### [Required task]
Your task is to filter the data below down to the lines holding "structured".
** Start of Available data **
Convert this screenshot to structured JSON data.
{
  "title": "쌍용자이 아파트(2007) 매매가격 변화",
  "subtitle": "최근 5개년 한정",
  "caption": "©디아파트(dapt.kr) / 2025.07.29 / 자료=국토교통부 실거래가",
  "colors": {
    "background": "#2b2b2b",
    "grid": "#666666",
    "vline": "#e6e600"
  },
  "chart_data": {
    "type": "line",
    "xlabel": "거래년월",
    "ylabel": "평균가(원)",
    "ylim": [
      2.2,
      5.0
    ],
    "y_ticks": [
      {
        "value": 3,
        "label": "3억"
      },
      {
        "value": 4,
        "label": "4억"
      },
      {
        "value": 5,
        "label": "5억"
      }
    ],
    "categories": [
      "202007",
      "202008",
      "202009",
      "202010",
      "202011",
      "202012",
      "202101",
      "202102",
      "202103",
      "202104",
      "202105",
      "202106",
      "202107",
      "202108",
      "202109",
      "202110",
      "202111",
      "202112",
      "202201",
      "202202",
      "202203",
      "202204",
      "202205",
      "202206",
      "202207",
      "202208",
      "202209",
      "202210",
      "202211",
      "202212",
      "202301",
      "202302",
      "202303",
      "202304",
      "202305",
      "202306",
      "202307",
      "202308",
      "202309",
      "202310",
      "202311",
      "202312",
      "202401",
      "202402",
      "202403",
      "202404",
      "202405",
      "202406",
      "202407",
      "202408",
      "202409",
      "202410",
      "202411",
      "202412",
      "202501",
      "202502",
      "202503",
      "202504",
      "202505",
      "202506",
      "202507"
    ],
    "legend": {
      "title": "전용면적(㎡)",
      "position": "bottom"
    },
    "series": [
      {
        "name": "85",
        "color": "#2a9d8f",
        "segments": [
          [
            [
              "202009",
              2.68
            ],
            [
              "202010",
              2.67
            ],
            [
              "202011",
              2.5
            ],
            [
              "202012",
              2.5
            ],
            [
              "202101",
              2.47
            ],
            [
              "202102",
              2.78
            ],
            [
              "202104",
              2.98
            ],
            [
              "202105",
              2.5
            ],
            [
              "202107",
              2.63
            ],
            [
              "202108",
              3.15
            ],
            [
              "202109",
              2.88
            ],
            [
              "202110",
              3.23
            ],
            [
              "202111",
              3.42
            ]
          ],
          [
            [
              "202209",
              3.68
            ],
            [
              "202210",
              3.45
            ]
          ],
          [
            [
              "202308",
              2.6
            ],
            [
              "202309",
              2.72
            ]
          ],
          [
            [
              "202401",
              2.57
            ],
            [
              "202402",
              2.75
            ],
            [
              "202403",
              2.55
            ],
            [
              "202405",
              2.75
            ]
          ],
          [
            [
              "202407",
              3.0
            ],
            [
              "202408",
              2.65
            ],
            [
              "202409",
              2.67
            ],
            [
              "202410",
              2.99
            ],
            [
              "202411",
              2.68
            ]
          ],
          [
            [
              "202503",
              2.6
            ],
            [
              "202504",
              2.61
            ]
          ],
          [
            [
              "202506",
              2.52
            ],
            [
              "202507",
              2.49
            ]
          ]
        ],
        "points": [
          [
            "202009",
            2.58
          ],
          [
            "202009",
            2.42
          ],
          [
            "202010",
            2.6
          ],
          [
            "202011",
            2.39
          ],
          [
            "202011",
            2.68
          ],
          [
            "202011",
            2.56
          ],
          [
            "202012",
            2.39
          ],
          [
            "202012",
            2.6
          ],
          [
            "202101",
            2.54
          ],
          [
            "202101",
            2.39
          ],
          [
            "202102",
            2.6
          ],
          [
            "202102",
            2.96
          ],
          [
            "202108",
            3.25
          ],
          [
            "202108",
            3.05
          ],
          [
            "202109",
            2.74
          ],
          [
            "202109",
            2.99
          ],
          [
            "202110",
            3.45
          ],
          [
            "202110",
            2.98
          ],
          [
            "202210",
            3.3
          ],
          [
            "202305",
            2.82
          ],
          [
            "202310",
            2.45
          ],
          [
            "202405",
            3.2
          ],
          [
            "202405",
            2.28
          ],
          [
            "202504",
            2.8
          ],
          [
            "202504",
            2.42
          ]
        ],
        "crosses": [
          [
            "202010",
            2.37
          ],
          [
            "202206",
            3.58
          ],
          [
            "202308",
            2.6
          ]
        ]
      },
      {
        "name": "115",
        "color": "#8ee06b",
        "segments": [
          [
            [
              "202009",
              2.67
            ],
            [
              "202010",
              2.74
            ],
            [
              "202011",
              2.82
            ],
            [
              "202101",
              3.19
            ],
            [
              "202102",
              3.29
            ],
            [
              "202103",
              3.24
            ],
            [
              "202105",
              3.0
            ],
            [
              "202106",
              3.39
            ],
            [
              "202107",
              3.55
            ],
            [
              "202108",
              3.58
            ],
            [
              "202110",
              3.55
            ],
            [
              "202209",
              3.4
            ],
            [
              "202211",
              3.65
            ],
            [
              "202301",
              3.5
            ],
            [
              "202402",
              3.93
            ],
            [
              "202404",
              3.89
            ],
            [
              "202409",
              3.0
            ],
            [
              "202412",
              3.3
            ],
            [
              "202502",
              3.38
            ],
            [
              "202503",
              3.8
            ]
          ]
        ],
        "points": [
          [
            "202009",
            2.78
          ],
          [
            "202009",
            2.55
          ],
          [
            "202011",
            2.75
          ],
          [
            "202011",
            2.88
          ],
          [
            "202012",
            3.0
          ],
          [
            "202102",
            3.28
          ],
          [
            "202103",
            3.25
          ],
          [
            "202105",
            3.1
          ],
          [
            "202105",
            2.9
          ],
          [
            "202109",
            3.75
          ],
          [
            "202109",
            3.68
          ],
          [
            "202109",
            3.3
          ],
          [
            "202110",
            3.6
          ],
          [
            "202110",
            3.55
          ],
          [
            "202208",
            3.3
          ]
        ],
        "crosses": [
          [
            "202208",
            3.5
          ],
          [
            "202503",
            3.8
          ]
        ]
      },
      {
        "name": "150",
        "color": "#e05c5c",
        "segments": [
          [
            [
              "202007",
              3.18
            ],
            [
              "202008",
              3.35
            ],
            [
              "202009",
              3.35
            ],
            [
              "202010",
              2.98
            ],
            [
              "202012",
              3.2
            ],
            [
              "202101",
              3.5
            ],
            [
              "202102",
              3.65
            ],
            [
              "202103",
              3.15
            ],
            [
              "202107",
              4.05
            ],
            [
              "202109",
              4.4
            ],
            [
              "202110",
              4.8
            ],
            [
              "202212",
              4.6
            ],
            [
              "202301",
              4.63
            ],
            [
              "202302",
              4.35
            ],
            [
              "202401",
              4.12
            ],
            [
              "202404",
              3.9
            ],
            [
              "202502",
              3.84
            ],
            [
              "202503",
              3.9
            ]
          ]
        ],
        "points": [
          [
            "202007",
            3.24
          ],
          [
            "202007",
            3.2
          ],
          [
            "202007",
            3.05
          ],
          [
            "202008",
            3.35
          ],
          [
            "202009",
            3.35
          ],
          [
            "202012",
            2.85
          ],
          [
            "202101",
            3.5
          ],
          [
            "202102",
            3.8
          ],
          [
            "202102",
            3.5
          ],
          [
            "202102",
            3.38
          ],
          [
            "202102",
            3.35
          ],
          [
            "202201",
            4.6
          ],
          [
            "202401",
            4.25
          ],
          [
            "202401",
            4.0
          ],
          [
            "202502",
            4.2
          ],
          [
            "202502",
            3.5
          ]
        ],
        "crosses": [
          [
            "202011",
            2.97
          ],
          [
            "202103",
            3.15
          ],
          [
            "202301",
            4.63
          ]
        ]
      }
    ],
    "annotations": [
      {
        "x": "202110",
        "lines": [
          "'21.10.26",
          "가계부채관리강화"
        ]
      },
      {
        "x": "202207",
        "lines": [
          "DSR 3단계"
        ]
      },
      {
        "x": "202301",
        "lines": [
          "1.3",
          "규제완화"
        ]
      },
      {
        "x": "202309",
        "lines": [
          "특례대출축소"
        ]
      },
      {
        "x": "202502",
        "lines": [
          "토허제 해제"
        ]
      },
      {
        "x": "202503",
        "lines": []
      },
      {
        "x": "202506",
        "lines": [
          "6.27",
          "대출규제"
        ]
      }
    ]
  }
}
** End of Available data **
** Start of Available data **
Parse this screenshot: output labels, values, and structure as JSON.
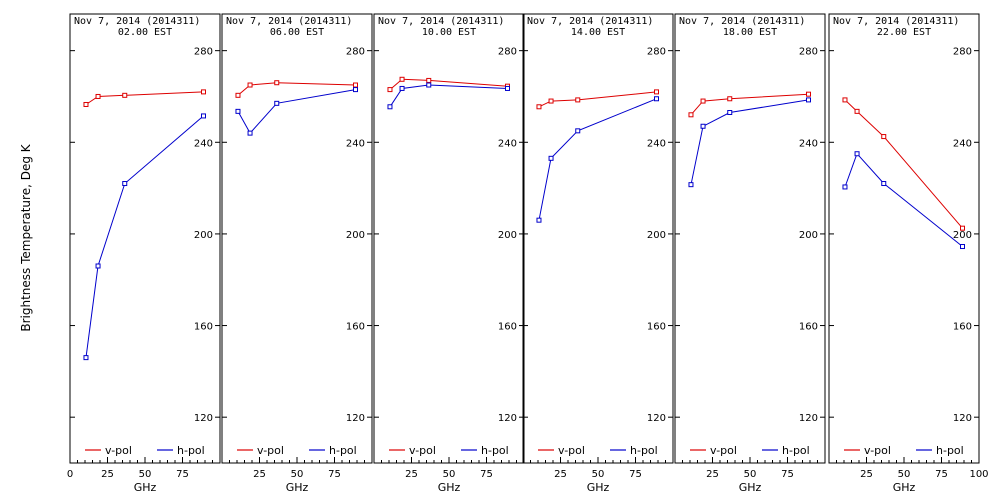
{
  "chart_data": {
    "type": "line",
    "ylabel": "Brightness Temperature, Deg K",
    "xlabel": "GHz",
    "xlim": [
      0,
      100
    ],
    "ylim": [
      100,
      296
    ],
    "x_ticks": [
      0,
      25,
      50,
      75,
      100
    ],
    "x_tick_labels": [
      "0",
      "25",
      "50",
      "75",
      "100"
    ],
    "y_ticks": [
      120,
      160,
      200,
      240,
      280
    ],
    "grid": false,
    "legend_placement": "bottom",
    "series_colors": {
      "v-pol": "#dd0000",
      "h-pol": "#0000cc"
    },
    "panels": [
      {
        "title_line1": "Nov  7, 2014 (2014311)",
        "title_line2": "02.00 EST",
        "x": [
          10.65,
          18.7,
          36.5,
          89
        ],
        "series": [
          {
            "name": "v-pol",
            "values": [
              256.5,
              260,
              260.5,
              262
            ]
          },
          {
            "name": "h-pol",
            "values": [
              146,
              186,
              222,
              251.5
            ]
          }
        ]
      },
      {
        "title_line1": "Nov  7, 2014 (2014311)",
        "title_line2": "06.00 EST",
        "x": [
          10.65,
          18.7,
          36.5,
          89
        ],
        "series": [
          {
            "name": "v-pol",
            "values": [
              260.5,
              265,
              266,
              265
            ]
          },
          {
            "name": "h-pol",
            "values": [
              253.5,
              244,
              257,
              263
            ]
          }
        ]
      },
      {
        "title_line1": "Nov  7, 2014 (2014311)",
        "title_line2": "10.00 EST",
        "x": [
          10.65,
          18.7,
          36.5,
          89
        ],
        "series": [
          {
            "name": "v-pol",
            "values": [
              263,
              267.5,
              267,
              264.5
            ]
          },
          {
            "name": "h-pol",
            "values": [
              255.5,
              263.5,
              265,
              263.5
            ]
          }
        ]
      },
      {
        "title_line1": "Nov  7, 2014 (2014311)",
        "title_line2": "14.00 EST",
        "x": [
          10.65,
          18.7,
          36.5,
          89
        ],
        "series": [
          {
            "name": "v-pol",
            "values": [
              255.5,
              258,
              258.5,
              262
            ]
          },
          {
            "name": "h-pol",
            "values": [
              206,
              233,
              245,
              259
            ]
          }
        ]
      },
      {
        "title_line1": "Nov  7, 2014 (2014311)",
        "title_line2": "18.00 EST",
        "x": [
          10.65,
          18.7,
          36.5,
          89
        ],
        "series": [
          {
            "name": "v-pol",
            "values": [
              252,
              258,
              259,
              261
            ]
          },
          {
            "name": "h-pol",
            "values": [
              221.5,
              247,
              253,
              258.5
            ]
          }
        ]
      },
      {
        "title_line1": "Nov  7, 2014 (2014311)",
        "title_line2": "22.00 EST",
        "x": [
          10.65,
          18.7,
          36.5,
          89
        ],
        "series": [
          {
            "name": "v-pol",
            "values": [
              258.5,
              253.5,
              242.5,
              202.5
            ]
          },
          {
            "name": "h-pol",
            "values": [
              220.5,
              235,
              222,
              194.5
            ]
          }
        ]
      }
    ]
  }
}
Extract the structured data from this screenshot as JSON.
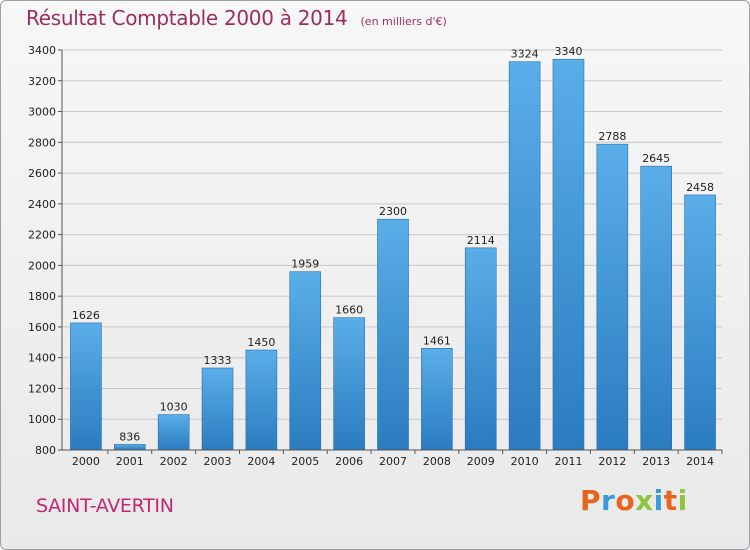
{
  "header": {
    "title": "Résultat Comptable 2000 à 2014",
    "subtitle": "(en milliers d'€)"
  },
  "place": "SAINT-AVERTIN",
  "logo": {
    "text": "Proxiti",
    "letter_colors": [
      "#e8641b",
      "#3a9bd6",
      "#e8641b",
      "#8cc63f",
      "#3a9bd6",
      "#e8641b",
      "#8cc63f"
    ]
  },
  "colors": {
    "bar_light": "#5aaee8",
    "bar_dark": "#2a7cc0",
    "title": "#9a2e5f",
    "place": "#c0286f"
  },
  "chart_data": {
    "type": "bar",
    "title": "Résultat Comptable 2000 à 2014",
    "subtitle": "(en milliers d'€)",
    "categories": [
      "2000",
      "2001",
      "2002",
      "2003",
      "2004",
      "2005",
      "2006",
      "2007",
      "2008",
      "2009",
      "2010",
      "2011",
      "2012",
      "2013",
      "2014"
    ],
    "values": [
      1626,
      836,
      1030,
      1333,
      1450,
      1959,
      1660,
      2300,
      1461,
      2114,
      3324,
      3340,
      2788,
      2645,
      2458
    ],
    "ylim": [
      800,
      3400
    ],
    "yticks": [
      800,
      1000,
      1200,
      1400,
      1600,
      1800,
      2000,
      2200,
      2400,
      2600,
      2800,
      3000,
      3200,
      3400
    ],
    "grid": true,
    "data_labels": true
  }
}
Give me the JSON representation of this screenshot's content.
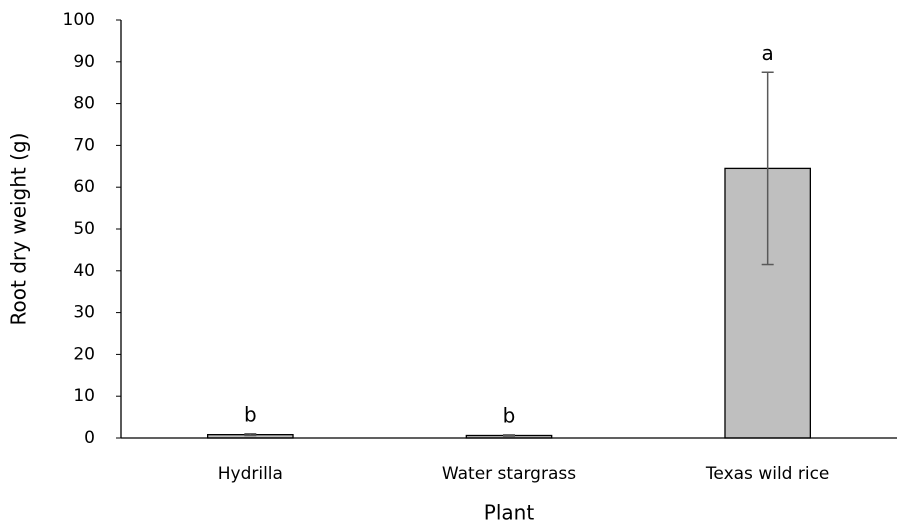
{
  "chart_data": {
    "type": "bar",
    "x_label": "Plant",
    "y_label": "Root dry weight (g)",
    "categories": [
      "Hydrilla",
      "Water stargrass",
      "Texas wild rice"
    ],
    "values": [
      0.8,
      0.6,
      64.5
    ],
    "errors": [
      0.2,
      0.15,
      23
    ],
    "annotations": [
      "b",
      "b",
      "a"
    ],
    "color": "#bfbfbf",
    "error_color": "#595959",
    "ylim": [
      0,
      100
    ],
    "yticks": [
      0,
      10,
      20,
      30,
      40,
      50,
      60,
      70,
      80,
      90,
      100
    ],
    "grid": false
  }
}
** End of Available data **
### [The result]
Convert this screenshot to structured JSON data.
Extract the structured data from this screenshot as JSON.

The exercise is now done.